begin Material provided
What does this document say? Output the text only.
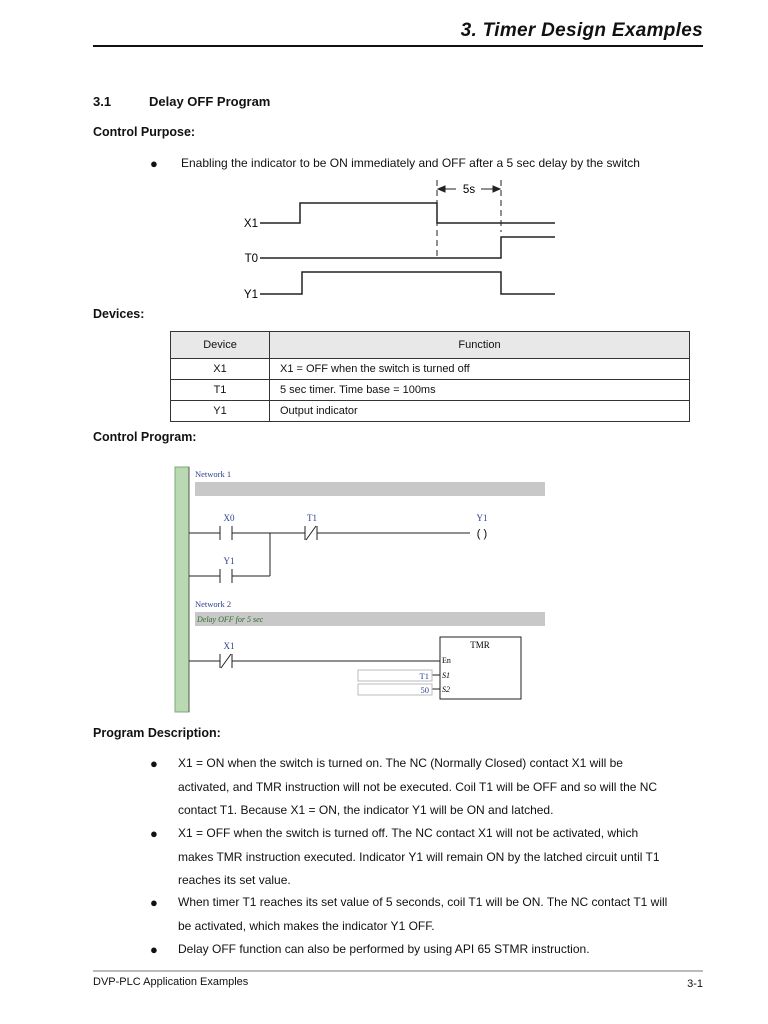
3. Timer Design Examples
3.1	Delay OFF Program
Control Purpose:
● Enabling the indicator to be ON immediately and OFF after a 5 sec delay by the switch
5s
X1
T0
Y1
Devices:
Device	Function
X1	X1 = OFF when the switch is turned off
T1	5 sec timer. Time base = 100ms
Y1	Output indicator
Control Program:
Network 1
X0	T1
Y1
Y1
( )
Network 2
Delay OFF for 5 sec
X1	TMR
En
S1
S2
T1
50
Program Description:
● X1 = ON when the switch is turned on. The NC (Normally Closed) contact X1 will be
activated, and TMR instruction will not be executed. Coil T1 will be OFF and so will the NC
contact T1. Because X1 = ON, the indicator Y1 will be ON and latched.
● X1 = OFF when the switch is turned off. The NC contact X1 will not be activated, which
makes TMR instruction executed. Indicator Y1 will remain ON by the latched circuit until T1
reaches its set value.
● When timer T1 reaches its set value of 5 seconds, coil T1 will be ON. The NC contact T1 will
be activated, which makes the indicator Y1 OFF.
● Delay OFF function can also be performed by using API 65 STMR instruction.
DVP-PLC Application Examples	3-1
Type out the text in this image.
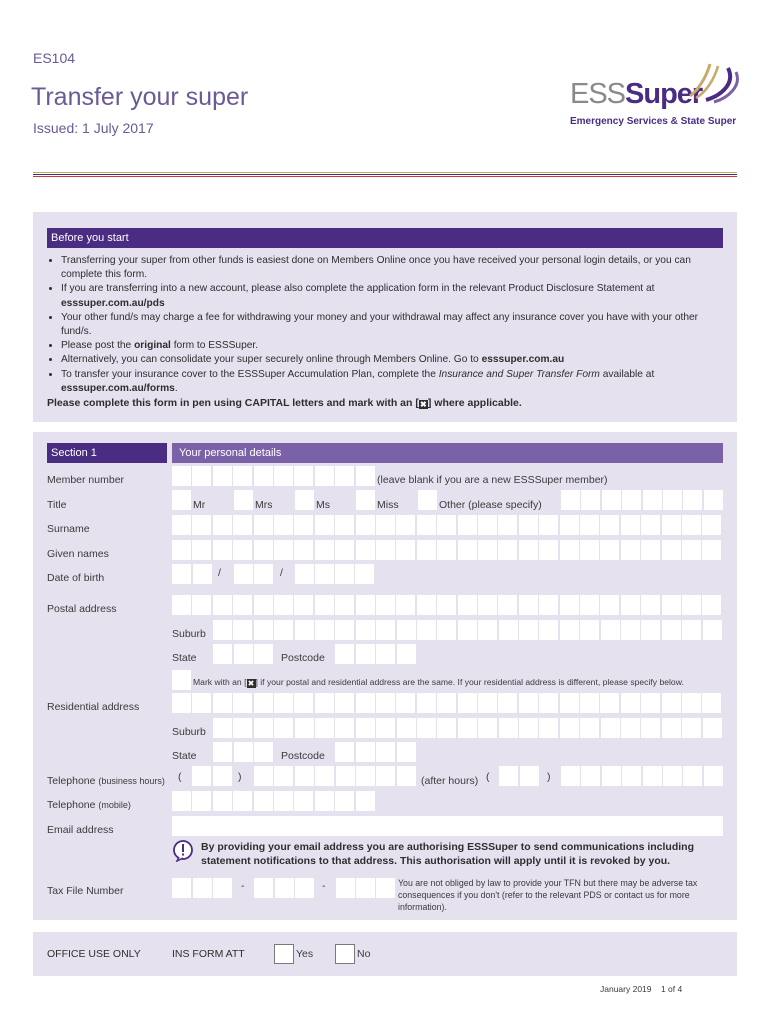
ES104
Transfer your super
Issued: 1 July 2017
ESSSuper
Emergency Services & State Super
Before you start
• Transferring your super from other funds is easiest done on Members Online once you have received your personal login details, or you can complete this form.
• If you are transferring into a new account, please also complete the application form in the relevant Product Disclosure Statement at
esssuper.com.au/pds
• Your other fund/s may charge a fee for withdrawing your money and your withdrawal may affect any insurance cover you have with your other fund/s.
• Please post the original form to ESSSuper.
• Alternatively, you can consolidate your super securely online through Members Online. Go to esssuper.com.au
• To transfer your insurance cover to the ESSSuper Accumulation Plan, complete the Insurance and Super Transfer Form available at
esssuper.com.au/forms.
Please complete this form in pen using CAPITAL letters and mark with an [✖] where applicable.
Section 1	Your personal details
Member number	(leave blank if you are a new ESSSuper member)
Title	Mr	Mrs	Ms	Miss	Other (please specify)
Surname
Given names
Date of birth	/	/
Postal address
Suburb
State	Postcode
Mark with an [✖] if your postal and residential address are the same. If your residential address is different, please specify below.
Residential address
Suburb
State	Postcode
Telephone (business hours) (	)	(after hours) (	)
Telephone (mobile)
Email address
By providing your email address you are authorising ESSSuper to send communications including statement notifications to that address. This authorisation will apply until it is revoked by you.
Tax File Number	-	-	You are not obliged by law to provide your TFN but there may be adverse tax consequences if you don't (refer to the relevant PDS or contact us for more information).
OFFICE USE ONLY	INS FORM ATT	Yes	No
January 2019 1 of 4
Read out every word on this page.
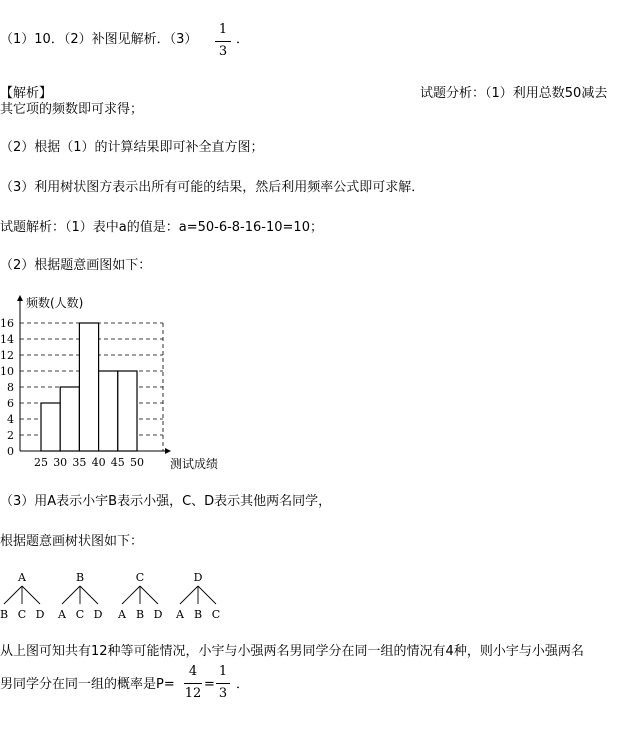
（1）10．（2）补图见解析．（3）
1
3
．
【解析】	试题分析：（1）利用总数50减去
其它项的频数即可求得；
（2）根据（1）的计算结果即可补全直方图；
（3）利用树状图方表示出所有可能的结果，然后利用频率公式即可求解．
试题解析：（1）表中a的值是：a=50-6-8-16-10=10；
（2）根据题意画图如下：
频数(人数)
测试成绩
0
2
4
6
8
10
12
14
16
25 30 35 40 45 50
（3）用A表示小宇B表示小强，C、D表示其他两名同学，
根据题意画树状图如下：
A
B C D
B
A C D
C
A B D
D
A B C
从上图可知共有12种等可能情况，小宇与小强两名男同学分在同一组的情况有4种，则小宇与小强两名
男同学分在同一组的概率是P=
4
12
=
1
3
．
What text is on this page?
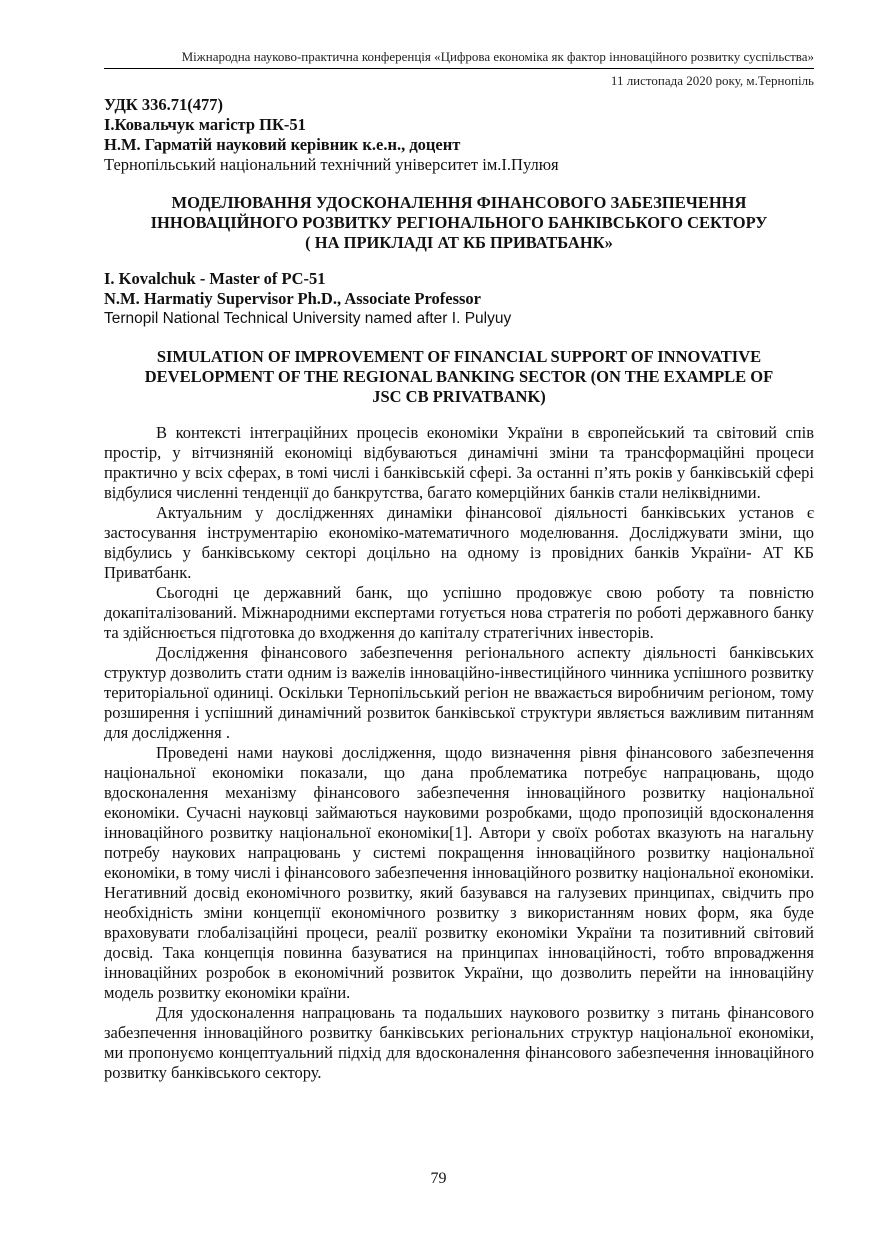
Міжнародна науково-практична конференція «Цифрова економіка як фактор інноваційного розвитку суспільства»
11 листопада 2020 року, м.Тернопіль
УДК 336.71(477)
І.Ковальчук магістр ПК-51
Н.М. Гарматій науковий керівник к.е.н., доцент
Тернопільський національний технічний університет ім.І.Пулюя
МОДЕЛЮВАННЯ УДОСКОНАЛЕННЯ ФІНАНСОВОГО ЗАБЕЗПЕЧЕННЯ
ІННОВАЦІЙНОГО РОЗВИТКУ РЕГІОНАЛЬНОГО БАНКІВСЬКОГО СЕКТОРУ
( НА ПРИКЛАДІ АТ КБ ПРИВАТБАНК»
I. Kovalchuk - Master of PC-51
N.M. Harmatiy Supervisor Ph.D., Associate Professor
Ternopil National Technical University named after I. Pulyuy
SIMULATION OF IMPROVEMENT OF FINANCIAL SUPPORT OF INNOVATIVE
DEVELOPMENT OF THE REGIONAL BANKING SECTOR (ON THE EXAMPLE OF
JSC CB PRIVATBANK)

В контексті інтеграційних процесів економіки України в європейський та світовий спів простір, у вітчизняній економіці відбуваються динамічні зміни та трансформаційні процеси практично у всіх сферах, в томі числі і банківській сфері. За останні п’ять років у банківській сфері відбулися численні тенденції до банкрутства, багато комерційних банків стали неліквідними.

Актуальним у дослідженнях динаміки фінансової діяльності банківських установ є застосування інструментарію економіко-математичного моделювання. Досліджувати зміни, що відбулись у банківському секторі доцільно на одному із провідних банків України- АТ КБ Приватбанк.

Сьогодні це державний банк, що успішно продовжує свою роботу та повністю докапіталізований. Міжнародними експертами готується нова стратегія по роботі державного банку та здійснюється підготовка до входження до капіталу стратегічних інвесторів.

Дослідження фінансового забезпечення регіонального аспекту діяльності банківських структур дозволить стати одним із важелів інноваційно-інвестиційного чинника успішного розвитку територіальної одиниці. Оскільки Тернопільський регіон не вважається виробничим регіоном, тому розширення і успішний динамічний розвиток банківської структури являється важливим питанням для дослідження .

Проведені нами наукові дослідження, щодо визначення рівня фінансового забезпечення національної економіки показали, що дана проблематика потребує напрацювань, щодо вдосконалення механізму фінансового забезпечення інноваційного розвитку національної економіки. Сучасні науковці займаються науковими розробками, щодо пропозицій вдосконалення інноваційного розвитку національної економіки[1]. Автори у своїх роботах вказують на нагальну потребу наукових напрацювань у системі покращення інноваційного розвитку національної економіки, в тому числі і фінансового забезпечення інноваційного розвитку національної економіки. Негативний досвід економічного розвитку, який базувався на галузевих принципах, свідчить про необхідність зміни концепції економічного розвитку з використанням нових форм, яка буде враховувати глобалізаційні процеси, реалії розвитку економіки України та позитивний світовий досвід. Така концепція повинна базуватися на принципах інноваційності, тобто впровадження інноваційних розробок в економічний розвиток України, що дозволить перейти на інноваційну модель розвитку економіки країни.

Для удосконалення напрацювань та подальших наукового розвитку з питань фінансового забезпечення інноваційного розвитку банківських регіональних структур національної економіки, ми пропонуємо концептуальний підхід для вдосконалення фінансового забезпечення інноваційного розвитку банківського сектору.

79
end Material provided
Reproduce each line exactly, please, except for any pictures.

What does this document say? Output the text only.
3. Timer Design Examples
3.1	Delay OFF Program
Control Purpose:
● Enabling the indicator to be ON immediately and OFF after a 5 sec delay by the switch
5s
X1
T0
Y1
Devices:
Device	Function
X1	X1 = OFF when the switch is turned off
T1	5 sec timer. Time base = 100ms
Y1	Output indicator
Control Program:
Network 1
X0	T1
Y1
Y1
( )
Network 2
Delay OFF for 5 sec
X1	TMR
En
S1
S2
T1
50
Program Description:
● X1 = ON when the switch is turned on. The NC (Normally Closed) contact X1 will be
activated, and TMR instruction will not be executed. Coil T1 will be OFF and so will the NC
contact T1. Because X1 = ON, the indicator Y1 will be ON and latched.
● X1 = OFF when the switch is turned off. The NC contact X1 will not be activated, which
makes TMR instruction executed. Indicator Y1 will remain ON by the latched circuit until T1
reaches its set value.
● When timer T1 reaches its set value of 5 seconds, coil T1 will be ON. The NC contact T1 will
be activated, which makes the indicator Y1 OFF.
● Delay OFF function can also be performed by using API 65 STMR instruction.
DVP-PLC Application Examples	3-1
Type out the text in this image.
ES104
Transfer your super
Issued: 1 July 2017
ESSSuper
Emergency Services & State Super
Before you start
• Transferring your super from other funds is easiest done on Members Online once you have received your personal login details, or you can complete this form.
• If you are transferring into a new account, please also complete the application form in the relevant Product Disclosure Statement at
esssuper.com.au/pds
• Your other fund/s may charge a fee for withdrawing your money and your withdrawal may affect any insurance cover you have with your other fund/s.
• Please post the original form to ESSSuper.
• Alternatively, you can consolidate your super securely online through Members Online. Go to esssuper.com.au
• To transfer your insurance cover to the ESSSuper Accumulation Plan, complete the Insurance and Super Transfer Form available at
esssuper.com.au/forms.
Please complete this form in pen using CAPITAL letters and mark with an [✖] where applicable.
Section 1	Your personal details
Member number	(leave blank if you are a new ESSSuper member)
Title	Mr	Mrs	Ms	Miss	Other (please specify)
Surname
Given names
Date of birth	/	/
Postal address
Suburb
State	Postcode
Mark with an [✖] if your postal and residential address are the same. If your residential address is different, please specify below.
Residential address
Suburb
State	Postcode
Telephone (business hours) (	)	(after hours) (	)
Telephone (mobile)
Email address
By providing your email address you are authorising ESSSuper to send communications including statement notifications to that address. This authorisation will apply until it is revoked by you.
Tax File Number	-	-	You are not obliged by law to provide your TFN but there may be adverse tax consequences if you don't (refer to the relevant PDS or contact us for more information).
OFFICE USE ONLY	INS FORM ATT	Yes	No
January 2019 1 of 4
Read out every word on this page.
（1）10．（2）补图见解析．（3）
1
3
．
【解析】	试题分析：（1）利用总数50减去
其它项的频数即可求得；
（2）根据（1）的计算结果即可补全直方图；
（3）利用树状图方表示出所有可能的结果，然后利用频率公式即可求解．
试题解析：（1）表中a的值是：a=50-6-8-16-10=10；
（2）根据题意画图如下：
频数(人数)
测试成绩
0
2
4
6
8
10
12
14
16
25 30 35 40 45 50
（3）用A表示小宇B表示小强，C、D表示其他两名同学，
根据题意画树状图如下：
A
B C D
B
A C D
C
A B D
D
A B C
从上图可知共有12种等可能情况，小宇与小强两名男同学分在同一组的情况有4种，则小宇与小强两名
男同学分在同一组的概率是P=
4
12
=
1
3
．
What text is on this page?
Міжнародна науково-практична конференція «Цифрова економіка як фактор інноваційного розвитку суспільства»
11 листопада 2020 року, м.Тернопіль
УДК 336.71(477)
І.Ковальчук магістр ПК-51
Н.М. Гарматій науковий керівник к.е.н., доцент
Тернопільський національний технічний університет ім.І.Пулюя
МОДЕЛЮВАННЯ УДОСКОНАЛЕННЯ ФІНАНСОВОГО ЗАБЕЗПЕЧЕННЯ
ІННОВАЦІЙНОГО РОЗВИТКУ РЕГІОНАЛЬНОГО БАНКІВСЬКОГО СЕКТОРУ
( НА ПРИКЛАДІ АТ КБ ПРИВАТБАНК»
I. Kovalchuk - Master of PC-51
N.M. Harmatiy Supervisor Ph.D., Associate Professor
Ternopil National Technical University named after I. Pulyuy
SIMULATION OF IMPROVEMENT OF FINANCIAL SUPPORT OF INNOVATIVE
DEVELOPMENT OF THE REGIONAL BANKING SECTOR (ON THE EXAMPLE OF
JSC CB PRIVATBANK)

В контексті інтеграційних процесів економіки України в європейський та світовий спів простір, у вітчизняній економіці відбуваються динамічні зміни та трансформаційні процеси практично у всіх сферах, в томі числі і банківській сфері. За останні п’ять років у банківській сфері відбулися численні тенденції до банкрутства, багато комерційних банків стали неліквідними.

Актуальним у дослідженнях динаміки фінансової діяльності банківських установ є застосування інструментарію економіко-математичного моделювання. Досліджувати зміни, що відбулись у банківському секторі доцільно на одному із провідних банків України- АТ КБ Приватбанк.

Сьогодні це державний банк, що успішно продовжує свою роботу та повністю докапіталізований. Міжнародними експертами готується нова стратегія по роботі державного банку та здійснюється підготовка до входження до капіталу стратегічних інвесторів.

Дослідження фінансового забезпечення регіонального аспекту діяльності банківських структур дозволить стати одним із важелів інноваційно-інвестиційного чинника успішного розвитку територіальної одиниці. Оскільки Тернопільський регіон не вважається виробничим регіоном, тому розширення і успішний динамічний розвиток банківської структури являється важливим питанням для дослідження .

Проведені нами наукові дослідження, щодо визначення рівня фінансового забезпечення національної економіки показали, що дана проблематика потребує напрацювань, щодо вдосконалення механізму фінансового забезпечення інноваційного розвитку національної економіки. Сучасні науковці займаються науковими розробками, щодо пропозицій вдосконалення інноваційного розвитку національної економіки[1]. Автори у своїх роботах вказують на нагальну потребу наукових напрацювань у системі покращення інноваційного розвитку національної економіки, в тому числі і фінансового забезпечення інноваційного розвитку національної економіки. Негативний досвід економічного розвитку, який базувався на галузевих принципах, свідчить про необхідність зміни концепції економічного розвитку з використанням нових форм, яка буде враховувати глобалізаційні процеси, реалії розвитку економіки України та позитивний світовий досвід. Така концепція повинна базуватися на принципах інноваційності, тобто впровадження інноваційних розробок в економічний розвиток України, що дозволить перейти на інноваційну модель розвитку економіки країни.

Для удосконалення напрацювань та подальших наукового розвитку з питань фінансового забезпечення інноваційного розвитку банківських регіональних структур національної економіки, ми пропонуємо концептуальний підхід для вдосконалення фінансового забезпечення інноваційного розвитку банківського сектору.

79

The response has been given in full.